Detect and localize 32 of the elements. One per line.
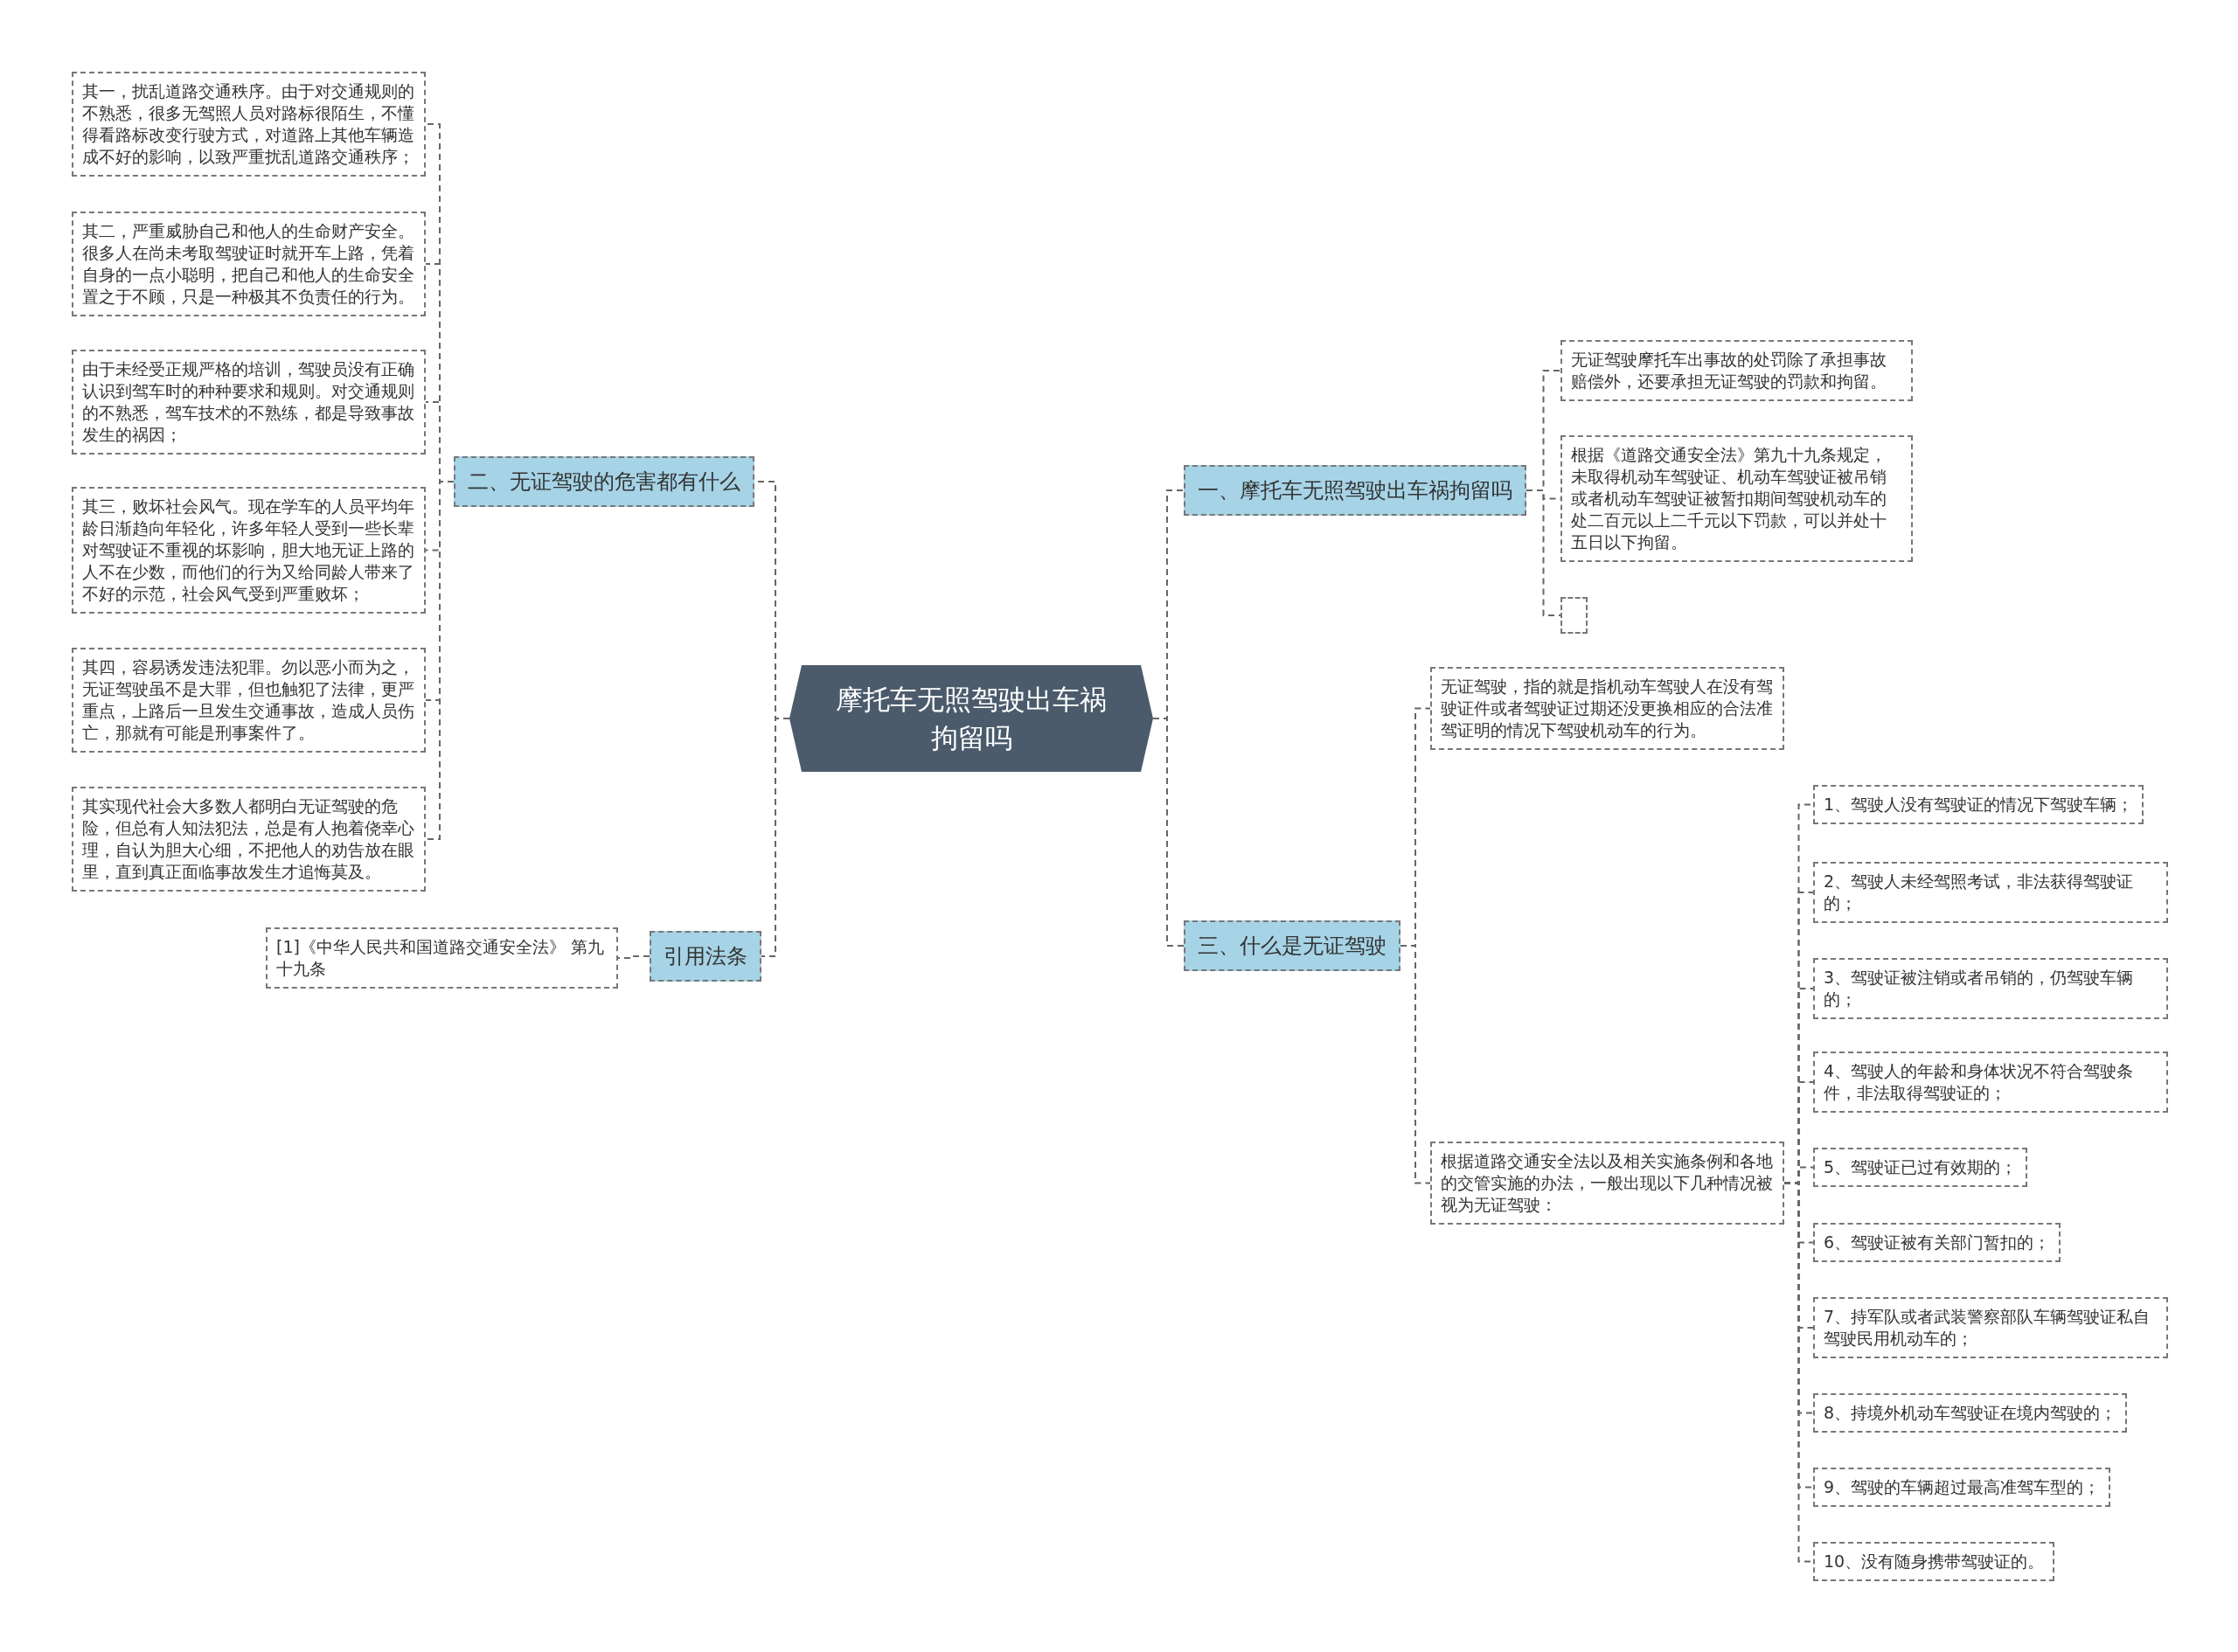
- text-box: 其三，败坏社会风气。现在学车的人员平均年龄日渐趋向年轻化，许多年轻人受到一些长辈对驾驶证不重视的坏影响，胆大地无证上路的人不在少数，而他们的行为又给同龄人带来了不好的示范，社会风气受到严重败坏；: [72, 487, 426, 614]
- branch-topic-box: 二、无证驾驶的危害都有什么: [454, 456, 754, 507]
- connector-line: [1152, 718, 1185, 947]
- text-box: 无证驾驶摩托车出事故的处罚除了承担事故赔偿外，还要承担无证驾驶的罚款和拘留。: [1560, 340, 1913, 401]
- text-box: 2、驾驶人未经驾照考试，非法获得驾驶证的；: [1813, 862, 2168, 923]
- text-box: 3、驾驶证被注销或者吊销的，仍驾驶车辆的；: [1813, 958, 2168, 1019]
- text-box: 无证驾驶，指的就是指机动车驾驶人在没有驾驶证件或者驾驶证过期还没更换相应的合法准驾证明的情况下驾驶机动车的行为。: [1430, 667, 1784, 750]
- text-box: 8、持境外机动车驾驶证在境内驾驶的；: [1813, 1393, 2128, 1433]
- text-box: 由于未经受正规严格的培训，驾驶员没有正确认识到驾车时的种种要求和规则。对交通规则的不熟悉，驾车技术的不熟练，都是导致事故发生的祸因；: [72, 350, 426, 455]
- branch-topic-box: 引用法条: [650, 931, 761, 982]
- connector-line: [1526, 489, 1561, 616]
- text-box: 4、驾驶人的年龄和身体状况不符合驾驶条件，非法取得驾驶证的；: [1813, 1052, 2168, 1113]
- text-box: 10、没有随身携带驾驶证的。: [1813, 1542, 2055, 1581]
- text-box: 其实现代社会大多数人都明白无证驾驶的危险，但总有人知法犯法，总是有人抱着侥幸心理，自认为胆大心细，不把他人的劝告放在眼里，直到真正面临事故发生才追悔莫及。: [72, 787, 426, 892]
- branch-topic-box: 三、什么是无证驾驶: [1184, 920, 1400, 971]
- connector-line: [761, 718, 790, 957]
- text-box: 6、驾驶证被有关部门暂扣的；: [1813, 1223, 2061, 1262]
- text-box: 9、驾驶的车辆超过最高准驾车型的；: [1813, 1468, 2111, 1507]
- text-box: 1、驾驶人没有驾驶证的情况下驾驶车辆；: [1813, 785, 2144, 824]
- branch-topic-box: 一、摩托车无照驾驶出车祸拘留吗: [1184, 465, 1526, 516]
- connector-line: [617, 955, 650, 959]
- text-box: 根据道路交通安全法以及相关实施条例和各地的交管实施的办法，一般出现以下几种情况被视为无证驾驶：: [1430, 1142, 1784, 1225]
- text-box: [1]《中华人民共和国道路交通安全法》 第九十九条: [266, 927, 618, 989]
- text-box: 其二，严重威胁自己和他人的生命财产安全。很多人在尚未考取驾驶证时就开车上路，凭着自身的一点小聪明，把自己和他人的生命安全置之于不顾，只是一种极其不负责任的行为。: [72, 212, 426, 316]
- text-box: 5、驾驶证已过有效期的；: [1813, 1148, 2028, 1187]
- text-box: 7、持军队或者武装警察部队车辆驾驶证私自驾驶民用机动车的；: [1813, 1297, 2168, 1358]
- text-box: 根据《道路交通安全法》第九十九条规定，未取得机动车驾驶证、机动车驾驶证被吊销或者机动车驾驶证被暂扣期间驾驶机动车的处二百元以上二千元以下罚款，可以并处十五日以下拘留。: [1560, 435, 1913, 562]
- text-box: 其四，容易诱发违法犯罪。勿以恶小而为之，无证驾驶虽不是大罪，但也触犯了法律，更严重点，上路后一旦发生交通事故，造成人员伤亡，那就有可能是刑事案件了。: [72, 648, 426, 753]
- empty-box: [1560, 597, 1588, 634]
- connector-line: [1400, 945, 1431, 1184]
- central-topic-box: 摩托车无照驾驶出车祸拘留吗: [789, 665, 1153, 772]
- text-box: 其一，扰乱道路交通秩序。由于对交通规则的不熟悉，很多无驾照人员对路标很陌生，不懂得看路标改变行驶方式，对道路上其他车辆造成不好的影响，以致严重扰乱道路交通秩序；: [72, 72, 426, 177]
··········
#### DIRECTIONS:
Rewrite the lines from the one containing "487, 426, 614]" through the one containing "- text-box: 8、持境外机动车驾驶证在境内驾驶的；: [1813, 1393, 2128, 1433]", replacing "text-box" with "textbox" and leaving everything else unchanged.

#### CORRECT OUTPUT:
- textbox: 其三，败坏社会风气。现在学车的人员平均年龄日渐趋向年轻化，许多年轻人受到一些长辈对驾驶证不重视的坏影响，胆大地无证上路的人不在少数，而他们的行为又给同龄人带来了不好的示范，社会风气受到严重败坏；: [72, 487, 426, 614]
- branch-topic-box: 二、无证驾驶的危害都有什么: [454, 456, 754, 507]
- connector-line: [1152, 718, 1185, 947]
- textbox: 无证驾驶摩托车出事故的处罚除了承担事故赔偿外，还要承担无证驾驶的罚款和拘留。: [1560, 340, 1913, 401]
- textbox: 2、驾驶人未经驾照考试，非法获得驾驶证的；: [1813, 862, 2168, 923]
- textbox: 3、驾驶证被注销或者吊销的，仍驾驶车辆的；: [1813, 958, 2168, 1019]
- textbox: 无证驾驶，指的就是指机动车驾驶人在没有驾驶证件或者驾驶证过期还没更换相应的合法准驾证明的情况下驾驶机动车的行为。: [1430, 667, 1784, 750]
- textbox: 8、持境外机动车驾驶证在境内驾驶的；: [1813, 1393, 2128, 1433]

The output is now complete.